Exercise details: Go through the records and give each one again exactly.

## Start Input rows

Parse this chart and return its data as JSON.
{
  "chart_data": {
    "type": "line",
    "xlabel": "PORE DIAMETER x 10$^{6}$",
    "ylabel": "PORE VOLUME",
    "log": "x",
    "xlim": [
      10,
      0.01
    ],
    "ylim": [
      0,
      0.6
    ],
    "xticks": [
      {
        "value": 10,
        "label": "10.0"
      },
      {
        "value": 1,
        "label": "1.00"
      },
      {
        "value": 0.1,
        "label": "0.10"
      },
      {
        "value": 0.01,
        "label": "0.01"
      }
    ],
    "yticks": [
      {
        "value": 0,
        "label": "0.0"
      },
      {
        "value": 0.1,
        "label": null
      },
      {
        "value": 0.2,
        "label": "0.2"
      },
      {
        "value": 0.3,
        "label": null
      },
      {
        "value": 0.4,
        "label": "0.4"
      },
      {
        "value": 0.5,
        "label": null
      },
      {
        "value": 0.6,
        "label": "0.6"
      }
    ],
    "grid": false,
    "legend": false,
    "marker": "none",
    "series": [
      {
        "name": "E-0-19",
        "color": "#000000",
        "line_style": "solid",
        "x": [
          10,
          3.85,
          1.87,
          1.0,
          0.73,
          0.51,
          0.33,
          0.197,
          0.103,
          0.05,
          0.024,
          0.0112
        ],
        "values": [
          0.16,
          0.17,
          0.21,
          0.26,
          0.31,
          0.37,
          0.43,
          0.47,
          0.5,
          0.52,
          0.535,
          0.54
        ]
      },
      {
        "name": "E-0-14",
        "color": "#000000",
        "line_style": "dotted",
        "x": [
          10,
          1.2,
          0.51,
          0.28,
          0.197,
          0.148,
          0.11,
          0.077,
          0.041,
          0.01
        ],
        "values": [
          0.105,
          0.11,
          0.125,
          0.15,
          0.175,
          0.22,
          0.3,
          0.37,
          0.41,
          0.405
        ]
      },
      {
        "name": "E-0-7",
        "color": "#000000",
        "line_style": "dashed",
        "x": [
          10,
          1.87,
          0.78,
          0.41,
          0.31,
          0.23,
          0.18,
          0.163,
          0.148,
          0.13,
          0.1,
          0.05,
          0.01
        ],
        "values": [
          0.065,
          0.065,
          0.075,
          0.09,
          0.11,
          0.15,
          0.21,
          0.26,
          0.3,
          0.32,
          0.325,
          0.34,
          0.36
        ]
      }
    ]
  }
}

## End Input rows

The solution:
Parse this chart and return its data as JSON.
{
  "chart_data": {
    "type": "line",
    "xlabel": "PORE DIAMETER x 10$^{6}$",
    "ylabel": "PORE VOLUME",
    "log": "x",
    "xlim": [
      10,
      0.01
    ],
    "ylim": [
      0,
      0.6
    ],
    "xticks": [
      {
        "value": 10,
        "label": "10.0"
      },
      {
        "value": 1,
        "label": "1.00"
      },
      {
        "value": 0.1,
        "label": "0.10"
      },
      {
        "value": 0.01,
        "label": "0.01"
      }
    ],
    "yticks": [
      {
        "value": 0,
        "label": "0.0"
      },
      {
        "value": 0.1,
        "label": null
      },
      {
        "value": 0.2,
        "label": "0.2"
      },
      {
        "value": 0.3,
        "label": null
      },
      {
        "value": 0.4,
        "label": "0.4"
      },
      {
        "value": 0.5,
        "label": null
      },
      {
        "value": 0.6,
        "label": "0.6"
      }
    ],
    "grid": false,
    "legend": false,
    "marker": "none",
    "series": [
      {
        "name": "E-0-19",
        "color": "#000000",
        "line_style": "solid",
        "x": [
          10,
          3.85,
          1.87,
          1.0,
          0.73,
          0.51,
          0.33,
          0.197,
          0.103,
          0.05,
          0.024,
          0.0112
        ],
        "values": [
          0.16,
          0.17,
          0.21,
          0.26,
          0.31,
          0.37,
          0.43,
          0.47,
          0.5,
          0.52,
          0.535,
          0.54
        ]
      },
      {
        "name": "E-0-14",
        "color": "#000000",
        "line_style": "dotted",
        "x": [
          10,
          1.2,
          0.51,
          0.28,
          0.197,
          0.148,
          0.11,
          0.077,
          0.041,
          0.01
        ],
        "values": [
          0.105,
          0.11,
          0.125,
          0.15,
          0.175,
          0.22,
          0.3,
          0.37,
          0.41,
          0.405
        ]
      },
      {
        "name": "E-0-7",
        "color": "#000000",
        "line_style": "dashed",
        "x": [
          10,
          1.87,
          0.78,
          0.41,
          0.31,
          0.23,
          0.18,
          0.163,
          0.148,
          0.13,
          0.1,
          0.05,
          0.01
        ],
        "values": [
          0.065,
          0.065,
          0.075,
          0.09,
          0.11,
          0.15,
          0.21,
          0.26,
          0.3,
          0.32,
          0.325,
          0.34,
          0.36
        ]
      }
    ]
  }
}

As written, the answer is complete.